**EXTRACT:**
A new generation of Indian entrepreneurs is looking to leaders like Murthy, Nilekani and Gopalakrishnan on how to do it right.

Written by Saritha Rai | Published: October 22, 2014 12:05 am

A new generation of Indian entrepreneurs is looking to leaders like Murthy, Nilekani and Gopalakrishnan on how to do it right.

When Infosys executive chairman Narayana Murthy declared in June this year that he was relinquishing his job and hanging up his Infosys boots and that the last of the founders would exit executive roles, this newspaper launched a frantic hunt for a photo. A vintage snapshot of all the founders at the iconic firm’s naissance 33 years ago would have been most appropriate for the feature in the Sunday pages.

Many grainy images of the founders in the early days were available. One had a couple of founders and wives at what looked like a birthday cake-cutting. Another showed a few founders in geeky glasses squatting on a flight of steps. Yet another sepia-toned photo showed two founders and their wives at a picnic. However, not a single photo was available of the founders together in 1981, the year Infosys was founded, or even just after.

So it was more than ironic that earlier this month, six formally dressed men offered a variety of “photo ops” on what was their farewell as the founders of Infosys. The final day line-up was complete. There was Murthy himself, alongside N.S. Raghavan, Nandan Nilekani, K. Dinesh, Kris Gopalakrishnan and S.D. Shibulal. The only missing face was of Ashok Arora, who quit the startup team early on. It was an emotional moment for the firm and its founders, though they laughed and joked their way through the day.

Soon, the founders will turn into ordinary shareholders of Infosys, a move that is beneficial not just to the firm but to themselves as well. In turning into regular shareholders, the founders’ (and their families’) total shareholding of almost 16 per cent in the company will be considered to be free-floating shares and enhance its appeal to investors. Their new status as public shareholders will give them the freedom to sell their shares when they choose, without board sanction.

Bounding box annotations

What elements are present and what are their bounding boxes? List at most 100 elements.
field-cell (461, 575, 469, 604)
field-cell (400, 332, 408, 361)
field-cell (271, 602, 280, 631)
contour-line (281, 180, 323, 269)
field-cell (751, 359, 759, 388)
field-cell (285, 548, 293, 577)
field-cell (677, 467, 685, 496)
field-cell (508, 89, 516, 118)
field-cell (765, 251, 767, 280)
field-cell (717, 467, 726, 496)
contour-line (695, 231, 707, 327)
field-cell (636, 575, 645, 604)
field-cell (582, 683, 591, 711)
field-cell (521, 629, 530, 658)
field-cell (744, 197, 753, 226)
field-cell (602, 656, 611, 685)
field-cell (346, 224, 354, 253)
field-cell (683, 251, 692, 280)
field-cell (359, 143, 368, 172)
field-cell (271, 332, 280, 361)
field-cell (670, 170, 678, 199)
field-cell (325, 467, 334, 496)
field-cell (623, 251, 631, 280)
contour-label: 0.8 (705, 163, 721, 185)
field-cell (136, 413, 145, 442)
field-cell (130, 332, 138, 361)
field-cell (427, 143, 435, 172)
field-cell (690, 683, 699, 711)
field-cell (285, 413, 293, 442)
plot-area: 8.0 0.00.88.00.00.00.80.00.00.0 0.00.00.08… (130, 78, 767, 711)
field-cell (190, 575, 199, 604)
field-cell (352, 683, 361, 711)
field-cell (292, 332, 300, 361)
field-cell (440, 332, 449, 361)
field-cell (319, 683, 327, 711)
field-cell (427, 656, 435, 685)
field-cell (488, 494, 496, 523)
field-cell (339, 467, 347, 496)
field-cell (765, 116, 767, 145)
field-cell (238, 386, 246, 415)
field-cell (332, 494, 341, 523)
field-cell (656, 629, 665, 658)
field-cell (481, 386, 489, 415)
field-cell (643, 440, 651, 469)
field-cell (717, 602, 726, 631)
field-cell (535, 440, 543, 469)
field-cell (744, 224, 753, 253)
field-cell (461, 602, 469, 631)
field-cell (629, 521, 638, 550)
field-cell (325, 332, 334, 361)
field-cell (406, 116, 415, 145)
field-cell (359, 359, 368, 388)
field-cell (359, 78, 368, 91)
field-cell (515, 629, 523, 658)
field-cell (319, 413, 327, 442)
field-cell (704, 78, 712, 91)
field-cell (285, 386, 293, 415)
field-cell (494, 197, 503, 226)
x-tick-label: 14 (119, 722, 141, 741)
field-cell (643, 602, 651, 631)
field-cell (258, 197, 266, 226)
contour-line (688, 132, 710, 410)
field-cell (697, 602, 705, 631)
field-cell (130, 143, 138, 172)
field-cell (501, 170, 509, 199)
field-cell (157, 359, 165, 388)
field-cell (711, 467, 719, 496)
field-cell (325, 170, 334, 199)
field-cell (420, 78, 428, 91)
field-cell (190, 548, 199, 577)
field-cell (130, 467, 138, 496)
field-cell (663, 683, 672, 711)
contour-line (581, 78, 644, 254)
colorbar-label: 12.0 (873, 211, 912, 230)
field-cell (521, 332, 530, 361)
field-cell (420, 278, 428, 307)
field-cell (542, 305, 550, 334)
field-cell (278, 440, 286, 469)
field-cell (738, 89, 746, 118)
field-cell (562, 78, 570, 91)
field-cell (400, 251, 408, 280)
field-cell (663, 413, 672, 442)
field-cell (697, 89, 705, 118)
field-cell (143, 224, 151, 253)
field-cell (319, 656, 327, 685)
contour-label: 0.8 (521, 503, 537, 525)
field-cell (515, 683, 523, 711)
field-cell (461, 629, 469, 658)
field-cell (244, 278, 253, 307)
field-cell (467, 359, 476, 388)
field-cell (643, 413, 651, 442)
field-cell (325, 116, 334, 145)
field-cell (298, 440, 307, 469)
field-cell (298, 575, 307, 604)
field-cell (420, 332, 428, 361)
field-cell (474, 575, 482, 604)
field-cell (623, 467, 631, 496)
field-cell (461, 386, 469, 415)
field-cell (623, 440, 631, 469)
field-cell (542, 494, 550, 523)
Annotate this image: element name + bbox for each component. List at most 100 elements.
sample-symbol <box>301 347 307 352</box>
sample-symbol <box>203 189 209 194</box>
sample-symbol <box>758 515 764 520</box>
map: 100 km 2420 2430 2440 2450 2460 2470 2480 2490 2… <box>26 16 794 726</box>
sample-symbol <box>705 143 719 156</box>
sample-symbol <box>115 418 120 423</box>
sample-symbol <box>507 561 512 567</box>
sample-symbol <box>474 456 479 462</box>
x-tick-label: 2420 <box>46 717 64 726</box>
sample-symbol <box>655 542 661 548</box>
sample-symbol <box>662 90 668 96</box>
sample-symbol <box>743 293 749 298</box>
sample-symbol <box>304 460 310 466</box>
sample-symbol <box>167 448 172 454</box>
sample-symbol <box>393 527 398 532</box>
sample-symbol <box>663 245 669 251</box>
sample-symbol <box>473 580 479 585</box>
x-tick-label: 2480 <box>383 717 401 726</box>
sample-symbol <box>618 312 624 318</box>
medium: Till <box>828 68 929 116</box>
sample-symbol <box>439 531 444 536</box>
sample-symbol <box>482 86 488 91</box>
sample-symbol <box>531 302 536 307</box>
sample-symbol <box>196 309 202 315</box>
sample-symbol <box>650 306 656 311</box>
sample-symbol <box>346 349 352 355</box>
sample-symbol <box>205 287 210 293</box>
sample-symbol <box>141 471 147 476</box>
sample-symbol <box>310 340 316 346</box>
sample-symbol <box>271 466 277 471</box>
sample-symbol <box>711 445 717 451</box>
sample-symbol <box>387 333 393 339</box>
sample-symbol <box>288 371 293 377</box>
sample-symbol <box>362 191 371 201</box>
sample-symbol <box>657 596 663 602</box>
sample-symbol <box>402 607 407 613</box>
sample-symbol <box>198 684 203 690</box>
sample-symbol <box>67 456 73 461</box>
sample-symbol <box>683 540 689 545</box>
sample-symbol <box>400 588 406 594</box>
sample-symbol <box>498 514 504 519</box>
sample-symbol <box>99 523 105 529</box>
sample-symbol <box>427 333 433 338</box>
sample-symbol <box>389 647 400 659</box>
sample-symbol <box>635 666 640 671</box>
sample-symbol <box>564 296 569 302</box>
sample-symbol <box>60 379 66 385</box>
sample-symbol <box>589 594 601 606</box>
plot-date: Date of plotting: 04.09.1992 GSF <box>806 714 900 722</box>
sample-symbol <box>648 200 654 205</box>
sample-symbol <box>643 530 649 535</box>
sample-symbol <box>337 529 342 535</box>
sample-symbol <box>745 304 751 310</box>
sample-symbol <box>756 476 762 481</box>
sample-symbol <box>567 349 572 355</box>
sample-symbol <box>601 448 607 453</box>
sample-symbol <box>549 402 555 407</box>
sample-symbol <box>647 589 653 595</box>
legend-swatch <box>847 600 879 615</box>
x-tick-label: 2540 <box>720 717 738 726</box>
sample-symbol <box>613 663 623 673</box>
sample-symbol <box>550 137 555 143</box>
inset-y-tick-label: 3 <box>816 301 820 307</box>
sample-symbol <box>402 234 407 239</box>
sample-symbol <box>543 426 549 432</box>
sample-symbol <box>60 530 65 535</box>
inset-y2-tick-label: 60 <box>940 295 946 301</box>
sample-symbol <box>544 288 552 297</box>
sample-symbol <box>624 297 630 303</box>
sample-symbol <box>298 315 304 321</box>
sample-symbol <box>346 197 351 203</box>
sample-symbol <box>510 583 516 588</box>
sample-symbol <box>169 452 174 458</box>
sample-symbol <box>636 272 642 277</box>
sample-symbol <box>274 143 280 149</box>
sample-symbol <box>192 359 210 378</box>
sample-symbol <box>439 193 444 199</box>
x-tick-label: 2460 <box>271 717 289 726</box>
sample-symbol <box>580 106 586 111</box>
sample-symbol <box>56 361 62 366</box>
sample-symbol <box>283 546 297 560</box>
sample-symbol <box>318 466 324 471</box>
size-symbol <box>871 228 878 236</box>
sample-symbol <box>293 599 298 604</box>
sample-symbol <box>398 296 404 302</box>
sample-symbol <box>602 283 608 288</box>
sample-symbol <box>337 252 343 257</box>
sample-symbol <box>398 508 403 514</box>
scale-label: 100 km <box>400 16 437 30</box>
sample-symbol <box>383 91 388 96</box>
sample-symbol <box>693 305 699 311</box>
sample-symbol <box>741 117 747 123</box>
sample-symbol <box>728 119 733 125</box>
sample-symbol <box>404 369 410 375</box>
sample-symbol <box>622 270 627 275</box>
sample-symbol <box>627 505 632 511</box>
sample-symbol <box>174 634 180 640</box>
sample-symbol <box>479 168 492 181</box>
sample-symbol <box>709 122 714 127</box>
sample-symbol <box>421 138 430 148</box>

**AIM:** Copy the Infosys founders article in full, word for word. This data was taken from a different source.

**OUTPUT FOR THIS EXERCISE:**
A new generation of Indian entrepreneurs is looking to leaders like Murthy, Nilekani and Gopalakrishnan on how to do it right.

Written by Saritha Rai | Published: October 22, 2014 12:05 am

A new generation of Indian entrepreneurs is looking to leaders like Murthy, Nilekani and Gopalakrishnan on how to do it right.

When Infosys executive chairman Narayana Murthy declared in June this year that he was relinquishing his job and hanging up his Infosys boots and that the last of the founders would exit executive roles, this newspaper launched a frantic hunt for a photo. A vintage snapshot of all the founders at the iconic firm’s naissance 33 years ago would have been most appropriate for the feature in the Sunday pages.

Many grainy images of the founders in the early days were available. One had a couple of founders and wives at what looked like a birthday cake-cutting. Another showed a few founders in geeky glasses squatting on a flight of steps. Yet another sepia-toned photo showed two founders and their wives at a picnic. However, not a single photo was available of the founders together in 1981, the year Infosys was founded, or even just after.

So it was more than ironic that earlier this month, six formally dressed men offered a variety of “photo ops” on what was their farewell as the founders of Infosys. The final day line-up was complete. There was Murthy himself, alongside N.S. Raghavan, Nandan Nilekani, K. Dinesh, Kris Gopalakrishnan and S.D. Shibulal. The only missing face was of Ashok Arora, who quit the startup team early on. It was an emotional moment for the firm and its founders, though they laughed and joked their way through the day.

Soon, the founders will turn into ordinary shareholders of Infosys, a move that is beneficial not just to the firm but to themselves as well. In turning into regular shareholders, the founders’ (and their families’) total shareholding of almost 16 per cent in the company will be considered to be free-floating shares and enhance its appeal to investors. Their new status as public shareholders will give them the freedom to sell their shares when they choose, without board sanction.